→ **DIRECTIVE**:
Repeat every line below exactly, word for word.

>>>>>

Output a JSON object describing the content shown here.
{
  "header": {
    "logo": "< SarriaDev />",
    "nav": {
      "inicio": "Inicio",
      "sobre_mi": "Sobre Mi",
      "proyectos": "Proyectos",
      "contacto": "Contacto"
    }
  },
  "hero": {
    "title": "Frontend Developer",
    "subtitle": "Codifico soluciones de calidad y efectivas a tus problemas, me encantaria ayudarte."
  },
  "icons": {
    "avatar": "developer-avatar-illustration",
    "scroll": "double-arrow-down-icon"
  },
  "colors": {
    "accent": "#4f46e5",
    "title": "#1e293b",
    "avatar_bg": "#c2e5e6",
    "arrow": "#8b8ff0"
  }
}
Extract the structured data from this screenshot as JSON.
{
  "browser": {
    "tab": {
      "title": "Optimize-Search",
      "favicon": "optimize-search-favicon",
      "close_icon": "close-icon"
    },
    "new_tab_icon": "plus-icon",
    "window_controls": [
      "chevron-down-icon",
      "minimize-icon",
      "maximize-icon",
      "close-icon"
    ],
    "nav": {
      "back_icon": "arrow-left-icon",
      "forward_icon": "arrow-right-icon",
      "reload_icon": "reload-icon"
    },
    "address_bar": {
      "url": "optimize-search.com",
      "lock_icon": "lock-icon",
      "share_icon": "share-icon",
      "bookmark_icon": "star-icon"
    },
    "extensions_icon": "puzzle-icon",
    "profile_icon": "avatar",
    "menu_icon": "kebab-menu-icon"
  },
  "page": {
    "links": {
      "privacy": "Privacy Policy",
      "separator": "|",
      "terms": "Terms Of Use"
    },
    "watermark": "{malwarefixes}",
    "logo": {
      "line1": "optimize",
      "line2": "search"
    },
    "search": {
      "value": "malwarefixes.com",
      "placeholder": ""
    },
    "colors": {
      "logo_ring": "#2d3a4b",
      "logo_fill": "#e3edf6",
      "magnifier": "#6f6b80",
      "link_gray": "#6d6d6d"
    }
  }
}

<<<<<

→ **CORRECT OUTPUT**:
Output a JSON object describing the content shown here.
{
  "header": {
    "logo": "< SarriaDev />",
    "nav": {
      "inicio": "Inicio",
      "sobre_mi": "Sobre Mi",
      "proyectos": "Proyectos",
      "contacto": "Contacto"
    }
  },
  "hero": {
    "title": "Frontend Developer",
    "subtitle": "Codifico soluciones de calidad y efectivas a tus problemas, me encantaria ayudarte."
  },
  "icons": {
    "avatar": "developer-avatar-illustration",
    "scroll": "double-arrow-down-icon"
  },
  "colors": {
    "accent": "#4f46e5",
    "title": "#1e293b",
    "avatar_bg": "#c2e5e6",
    "arrow": "#8b8ff0"
  }
}
Extract the structured data from this screenshot as JSON.
{
  "browser": {
    "tab": {
      "title": "Optimize-Search",
      "favicon": "optimize-search-favicon",
      "close_icon": "close-icon"
    },
    "new_tab_icon": "plus-icon",
    "window_controls": [
      "chevron-down-icon",
      "minimize-icon",
      "maximize-icon",
      "close-icon"
    ],
    "nav": {
      "back_icon": "arrow-left-icon",
      "forward_icon": "arrow-right-icon",
      "reload_icon": "reload-icon"
    },
    "address_bar": {
      "url": "optimize-search.com",
      "lock_icon": "lock-icon",
      "share_icon": "share-icon",
      "bookmark_icon": "star-icon"
    },
    "extensions_icon": "puzzle-icon",
    "profile_icon": "avatar",
    "menu_icon": "kebab-menu-icon"
  },
  "page": {
    "links": {
      "privacy": "Privacy Policy",
      "separator": "|",
      "terms": "Terms Of Use"
    },
    "watermark": "{malwarefixes}",
    "logo": {
      "line1": "optimize",
      "line2": "search"
    },
    "search": {
      "value": "malwarefixes.com",
      "placeholder": ""
    },
    "colors": {
      "logo_ring": "#2d3a4b",
      "logo_fill": "#e3edf6",
      "magnifier": "#6f6b80",
      "link_gray": "#6d6d6d"
    }
  }
}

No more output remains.